* _Aim_
State the number of lines that include the string "diamond", and write nothing else.

BEGIN Material

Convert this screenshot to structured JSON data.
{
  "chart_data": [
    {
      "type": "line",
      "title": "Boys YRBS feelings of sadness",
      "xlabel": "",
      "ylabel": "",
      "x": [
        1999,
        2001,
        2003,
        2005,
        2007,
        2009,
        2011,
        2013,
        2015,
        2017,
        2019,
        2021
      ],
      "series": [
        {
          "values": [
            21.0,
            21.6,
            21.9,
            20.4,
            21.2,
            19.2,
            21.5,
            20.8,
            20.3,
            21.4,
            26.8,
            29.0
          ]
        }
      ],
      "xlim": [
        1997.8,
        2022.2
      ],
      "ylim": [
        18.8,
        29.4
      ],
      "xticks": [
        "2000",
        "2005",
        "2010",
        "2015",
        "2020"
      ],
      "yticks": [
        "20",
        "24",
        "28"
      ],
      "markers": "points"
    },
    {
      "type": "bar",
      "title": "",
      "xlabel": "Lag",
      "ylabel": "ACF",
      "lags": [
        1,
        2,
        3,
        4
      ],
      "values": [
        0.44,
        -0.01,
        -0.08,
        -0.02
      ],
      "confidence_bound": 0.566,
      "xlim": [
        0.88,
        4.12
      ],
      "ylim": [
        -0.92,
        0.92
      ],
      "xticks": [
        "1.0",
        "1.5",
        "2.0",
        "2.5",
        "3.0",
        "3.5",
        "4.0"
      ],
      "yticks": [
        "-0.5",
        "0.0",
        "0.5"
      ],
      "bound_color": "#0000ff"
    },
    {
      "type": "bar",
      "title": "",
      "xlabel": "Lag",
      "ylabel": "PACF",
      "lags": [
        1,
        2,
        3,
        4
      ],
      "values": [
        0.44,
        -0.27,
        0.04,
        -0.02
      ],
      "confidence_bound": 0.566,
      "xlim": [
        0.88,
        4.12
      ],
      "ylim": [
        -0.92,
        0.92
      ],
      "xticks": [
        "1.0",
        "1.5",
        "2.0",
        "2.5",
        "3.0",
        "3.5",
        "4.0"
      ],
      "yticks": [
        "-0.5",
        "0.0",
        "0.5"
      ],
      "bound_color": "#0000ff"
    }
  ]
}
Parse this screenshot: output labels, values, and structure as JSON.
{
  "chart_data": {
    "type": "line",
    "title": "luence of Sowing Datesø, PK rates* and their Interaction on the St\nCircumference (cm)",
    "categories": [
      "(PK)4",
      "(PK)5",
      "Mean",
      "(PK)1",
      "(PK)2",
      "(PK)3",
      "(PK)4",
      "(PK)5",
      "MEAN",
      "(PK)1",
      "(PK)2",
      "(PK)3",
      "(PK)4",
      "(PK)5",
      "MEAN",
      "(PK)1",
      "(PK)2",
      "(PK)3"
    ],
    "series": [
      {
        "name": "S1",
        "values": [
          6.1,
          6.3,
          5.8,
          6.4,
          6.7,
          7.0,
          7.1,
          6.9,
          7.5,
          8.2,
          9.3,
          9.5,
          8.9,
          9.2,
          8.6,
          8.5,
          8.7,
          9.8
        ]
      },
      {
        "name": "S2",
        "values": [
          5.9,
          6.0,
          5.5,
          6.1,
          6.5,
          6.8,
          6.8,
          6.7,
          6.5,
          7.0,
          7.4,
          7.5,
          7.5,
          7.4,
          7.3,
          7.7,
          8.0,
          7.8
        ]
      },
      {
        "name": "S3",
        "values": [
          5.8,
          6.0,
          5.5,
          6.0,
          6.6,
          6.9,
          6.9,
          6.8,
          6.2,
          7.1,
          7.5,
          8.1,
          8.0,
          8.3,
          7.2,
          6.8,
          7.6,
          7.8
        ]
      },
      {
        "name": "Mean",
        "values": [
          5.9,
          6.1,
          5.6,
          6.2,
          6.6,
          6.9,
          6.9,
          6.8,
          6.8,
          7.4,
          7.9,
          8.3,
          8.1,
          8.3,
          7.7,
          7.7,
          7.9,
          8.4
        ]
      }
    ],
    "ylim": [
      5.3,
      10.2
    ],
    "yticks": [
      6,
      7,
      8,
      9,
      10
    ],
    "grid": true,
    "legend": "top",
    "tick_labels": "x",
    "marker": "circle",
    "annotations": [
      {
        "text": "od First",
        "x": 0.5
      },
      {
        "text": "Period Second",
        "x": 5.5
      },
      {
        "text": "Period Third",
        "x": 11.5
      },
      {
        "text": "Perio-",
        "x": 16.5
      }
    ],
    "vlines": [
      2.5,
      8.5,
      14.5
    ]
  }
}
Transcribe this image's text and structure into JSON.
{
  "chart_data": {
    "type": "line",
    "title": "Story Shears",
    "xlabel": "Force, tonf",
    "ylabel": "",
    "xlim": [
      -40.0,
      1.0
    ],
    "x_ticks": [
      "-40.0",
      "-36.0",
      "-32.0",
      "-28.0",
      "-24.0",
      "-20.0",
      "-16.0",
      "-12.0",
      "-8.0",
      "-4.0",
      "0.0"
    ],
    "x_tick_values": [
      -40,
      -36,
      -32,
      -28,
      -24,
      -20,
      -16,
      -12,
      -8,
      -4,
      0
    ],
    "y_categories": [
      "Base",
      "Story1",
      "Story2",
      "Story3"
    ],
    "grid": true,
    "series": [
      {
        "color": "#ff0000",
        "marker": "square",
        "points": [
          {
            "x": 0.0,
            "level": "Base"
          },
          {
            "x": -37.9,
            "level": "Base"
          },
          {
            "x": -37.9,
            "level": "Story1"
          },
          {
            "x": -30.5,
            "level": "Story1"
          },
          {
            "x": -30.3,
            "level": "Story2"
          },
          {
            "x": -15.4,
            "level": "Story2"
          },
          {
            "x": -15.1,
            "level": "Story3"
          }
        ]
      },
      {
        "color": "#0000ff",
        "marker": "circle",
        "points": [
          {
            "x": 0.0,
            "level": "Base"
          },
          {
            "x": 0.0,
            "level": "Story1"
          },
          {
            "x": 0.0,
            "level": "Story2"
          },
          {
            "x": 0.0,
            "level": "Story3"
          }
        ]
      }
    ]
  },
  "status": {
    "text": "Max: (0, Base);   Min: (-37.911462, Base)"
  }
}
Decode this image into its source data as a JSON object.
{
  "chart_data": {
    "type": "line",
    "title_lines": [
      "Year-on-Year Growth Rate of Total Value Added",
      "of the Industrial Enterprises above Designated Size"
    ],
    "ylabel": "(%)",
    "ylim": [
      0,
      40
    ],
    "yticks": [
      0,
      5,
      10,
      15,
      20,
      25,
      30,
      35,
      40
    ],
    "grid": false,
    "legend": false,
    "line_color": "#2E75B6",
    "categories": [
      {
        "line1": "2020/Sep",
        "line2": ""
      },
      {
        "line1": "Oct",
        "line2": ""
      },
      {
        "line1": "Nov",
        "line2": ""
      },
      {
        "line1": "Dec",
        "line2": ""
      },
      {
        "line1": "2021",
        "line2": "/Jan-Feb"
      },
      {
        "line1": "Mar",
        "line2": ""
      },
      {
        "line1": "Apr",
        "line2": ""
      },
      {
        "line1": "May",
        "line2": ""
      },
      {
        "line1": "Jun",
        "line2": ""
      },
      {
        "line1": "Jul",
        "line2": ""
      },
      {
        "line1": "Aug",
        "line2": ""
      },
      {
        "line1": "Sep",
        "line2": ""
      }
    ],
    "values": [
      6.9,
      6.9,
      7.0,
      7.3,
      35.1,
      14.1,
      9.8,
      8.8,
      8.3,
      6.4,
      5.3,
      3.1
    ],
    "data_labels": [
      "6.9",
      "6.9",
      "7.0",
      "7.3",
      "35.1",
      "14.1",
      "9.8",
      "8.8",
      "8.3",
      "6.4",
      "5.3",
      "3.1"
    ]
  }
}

END Material
BEGIN Material

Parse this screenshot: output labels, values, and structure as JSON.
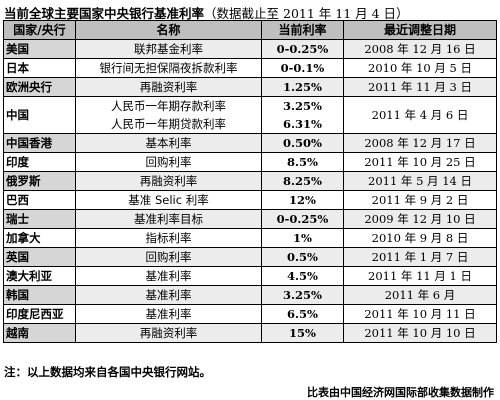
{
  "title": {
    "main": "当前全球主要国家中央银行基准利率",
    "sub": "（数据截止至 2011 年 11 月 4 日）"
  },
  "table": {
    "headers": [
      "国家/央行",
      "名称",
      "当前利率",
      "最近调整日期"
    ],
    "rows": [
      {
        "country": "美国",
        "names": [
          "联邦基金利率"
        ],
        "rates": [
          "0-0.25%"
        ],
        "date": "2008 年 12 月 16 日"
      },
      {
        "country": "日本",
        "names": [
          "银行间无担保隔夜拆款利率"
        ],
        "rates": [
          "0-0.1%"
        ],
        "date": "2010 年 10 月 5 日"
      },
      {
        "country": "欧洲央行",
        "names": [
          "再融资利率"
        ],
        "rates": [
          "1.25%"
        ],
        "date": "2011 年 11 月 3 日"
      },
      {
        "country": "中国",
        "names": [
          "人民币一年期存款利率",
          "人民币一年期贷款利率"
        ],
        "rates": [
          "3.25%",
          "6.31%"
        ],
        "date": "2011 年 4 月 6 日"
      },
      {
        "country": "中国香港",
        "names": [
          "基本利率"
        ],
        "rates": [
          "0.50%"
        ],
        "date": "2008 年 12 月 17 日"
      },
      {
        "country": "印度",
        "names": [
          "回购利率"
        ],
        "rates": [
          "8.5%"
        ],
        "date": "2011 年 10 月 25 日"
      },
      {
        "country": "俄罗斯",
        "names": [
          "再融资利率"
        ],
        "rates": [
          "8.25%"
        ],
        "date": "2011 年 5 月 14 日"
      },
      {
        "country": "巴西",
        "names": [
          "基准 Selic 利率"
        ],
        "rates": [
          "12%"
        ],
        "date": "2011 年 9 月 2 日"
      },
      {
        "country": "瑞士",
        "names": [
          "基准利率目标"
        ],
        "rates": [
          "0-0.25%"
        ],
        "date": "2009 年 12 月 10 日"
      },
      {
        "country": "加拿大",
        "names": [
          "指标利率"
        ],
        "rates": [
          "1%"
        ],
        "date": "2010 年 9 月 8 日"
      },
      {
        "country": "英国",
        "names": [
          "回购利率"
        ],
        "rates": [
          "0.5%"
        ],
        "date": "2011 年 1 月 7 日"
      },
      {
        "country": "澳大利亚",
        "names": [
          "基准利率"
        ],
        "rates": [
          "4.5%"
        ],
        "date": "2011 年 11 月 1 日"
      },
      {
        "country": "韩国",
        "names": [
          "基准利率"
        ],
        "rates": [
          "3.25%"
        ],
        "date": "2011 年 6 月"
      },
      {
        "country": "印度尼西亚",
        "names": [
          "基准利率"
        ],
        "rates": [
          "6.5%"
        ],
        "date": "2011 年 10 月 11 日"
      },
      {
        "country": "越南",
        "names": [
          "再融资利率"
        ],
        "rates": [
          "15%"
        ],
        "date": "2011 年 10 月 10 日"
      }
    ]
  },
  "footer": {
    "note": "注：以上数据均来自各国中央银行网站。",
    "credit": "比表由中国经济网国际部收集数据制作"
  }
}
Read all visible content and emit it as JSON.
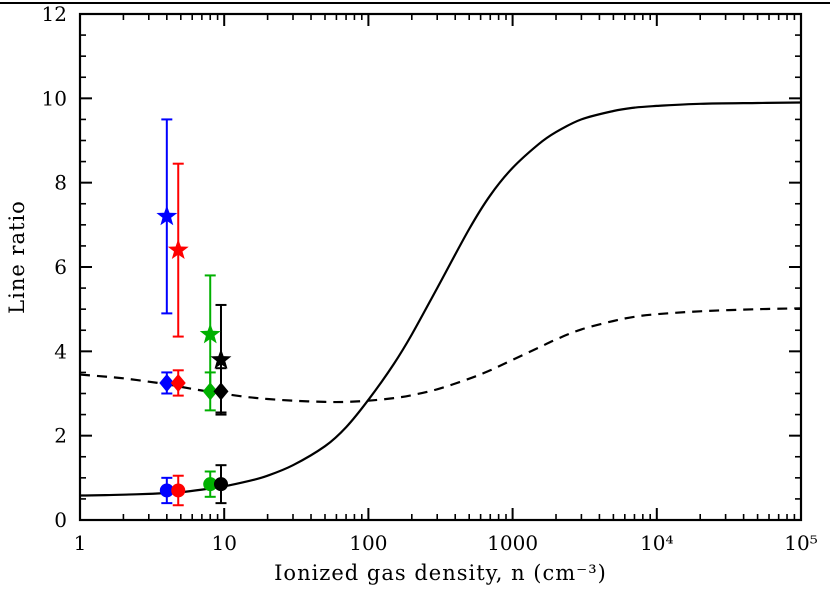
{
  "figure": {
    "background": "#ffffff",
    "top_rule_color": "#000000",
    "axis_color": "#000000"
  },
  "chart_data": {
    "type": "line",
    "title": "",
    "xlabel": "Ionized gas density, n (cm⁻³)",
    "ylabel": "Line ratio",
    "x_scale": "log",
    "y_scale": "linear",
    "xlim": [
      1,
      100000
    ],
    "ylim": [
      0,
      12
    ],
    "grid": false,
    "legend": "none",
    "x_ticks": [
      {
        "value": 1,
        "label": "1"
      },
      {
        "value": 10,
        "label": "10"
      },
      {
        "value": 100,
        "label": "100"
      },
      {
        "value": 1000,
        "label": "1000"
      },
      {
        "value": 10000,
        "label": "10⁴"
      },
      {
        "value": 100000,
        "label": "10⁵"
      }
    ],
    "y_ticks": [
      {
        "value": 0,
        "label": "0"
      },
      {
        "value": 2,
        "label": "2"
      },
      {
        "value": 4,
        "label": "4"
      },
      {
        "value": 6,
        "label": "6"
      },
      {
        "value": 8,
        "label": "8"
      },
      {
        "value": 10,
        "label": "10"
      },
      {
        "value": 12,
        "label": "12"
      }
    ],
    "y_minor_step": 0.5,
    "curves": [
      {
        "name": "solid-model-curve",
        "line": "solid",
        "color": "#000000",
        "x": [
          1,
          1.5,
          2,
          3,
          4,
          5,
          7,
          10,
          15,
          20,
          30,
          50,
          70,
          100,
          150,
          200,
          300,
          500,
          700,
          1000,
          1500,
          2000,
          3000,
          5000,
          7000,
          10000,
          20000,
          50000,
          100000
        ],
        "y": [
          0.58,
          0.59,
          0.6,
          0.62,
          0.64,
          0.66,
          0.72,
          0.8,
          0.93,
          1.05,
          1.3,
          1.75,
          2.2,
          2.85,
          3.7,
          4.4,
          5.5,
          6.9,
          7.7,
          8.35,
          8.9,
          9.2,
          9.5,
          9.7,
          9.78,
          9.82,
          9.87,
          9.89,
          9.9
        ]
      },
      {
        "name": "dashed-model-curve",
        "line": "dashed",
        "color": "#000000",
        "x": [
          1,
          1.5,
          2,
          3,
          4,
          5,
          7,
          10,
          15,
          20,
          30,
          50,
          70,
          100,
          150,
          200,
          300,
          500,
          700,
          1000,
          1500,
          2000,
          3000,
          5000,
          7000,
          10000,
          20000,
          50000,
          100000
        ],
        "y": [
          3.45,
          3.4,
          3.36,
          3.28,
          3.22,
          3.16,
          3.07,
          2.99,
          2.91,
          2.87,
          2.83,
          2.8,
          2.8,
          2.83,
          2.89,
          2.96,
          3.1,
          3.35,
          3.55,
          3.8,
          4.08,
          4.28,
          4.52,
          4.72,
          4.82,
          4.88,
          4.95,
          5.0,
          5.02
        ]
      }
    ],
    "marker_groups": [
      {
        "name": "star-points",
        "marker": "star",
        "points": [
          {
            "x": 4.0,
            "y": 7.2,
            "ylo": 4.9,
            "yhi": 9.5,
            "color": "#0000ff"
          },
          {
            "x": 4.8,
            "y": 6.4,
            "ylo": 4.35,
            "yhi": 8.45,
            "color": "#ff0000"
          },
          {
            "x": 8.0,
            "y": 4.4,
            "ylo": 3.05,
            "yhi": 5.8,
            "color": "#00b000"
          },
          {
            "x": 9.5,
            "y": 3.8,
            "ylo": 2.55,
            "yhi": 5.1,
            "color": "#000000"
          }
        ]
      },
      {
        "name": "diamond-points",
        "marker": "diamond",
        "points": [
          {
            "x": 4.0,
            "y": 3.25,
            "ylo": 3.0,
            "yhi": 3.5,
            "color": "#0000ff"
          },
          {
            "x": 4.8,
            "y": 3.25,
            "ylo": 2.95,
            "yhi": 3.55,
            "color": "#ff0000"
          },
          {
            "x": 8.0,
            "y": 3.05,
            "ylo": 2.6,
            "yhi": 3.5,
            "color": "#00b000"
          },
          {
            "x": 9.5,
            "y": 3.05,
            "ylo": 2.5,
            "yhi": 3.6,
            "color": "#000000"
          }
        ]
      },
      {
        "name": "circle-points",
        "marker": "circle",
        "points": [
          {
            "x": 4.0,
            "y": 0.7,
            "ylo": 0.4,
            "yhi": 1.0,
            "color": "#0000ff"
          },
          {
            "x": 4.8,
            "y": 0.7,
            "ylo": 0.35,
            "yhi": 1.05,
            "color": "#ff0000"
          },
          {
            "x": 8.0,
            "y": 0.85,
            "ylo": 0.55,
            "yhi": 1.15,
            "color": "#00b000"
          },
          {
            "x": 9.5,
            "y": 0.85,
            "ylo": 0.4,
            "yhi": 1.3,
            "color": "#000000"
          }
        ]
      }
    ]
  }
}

END Material

* _Complete output_
2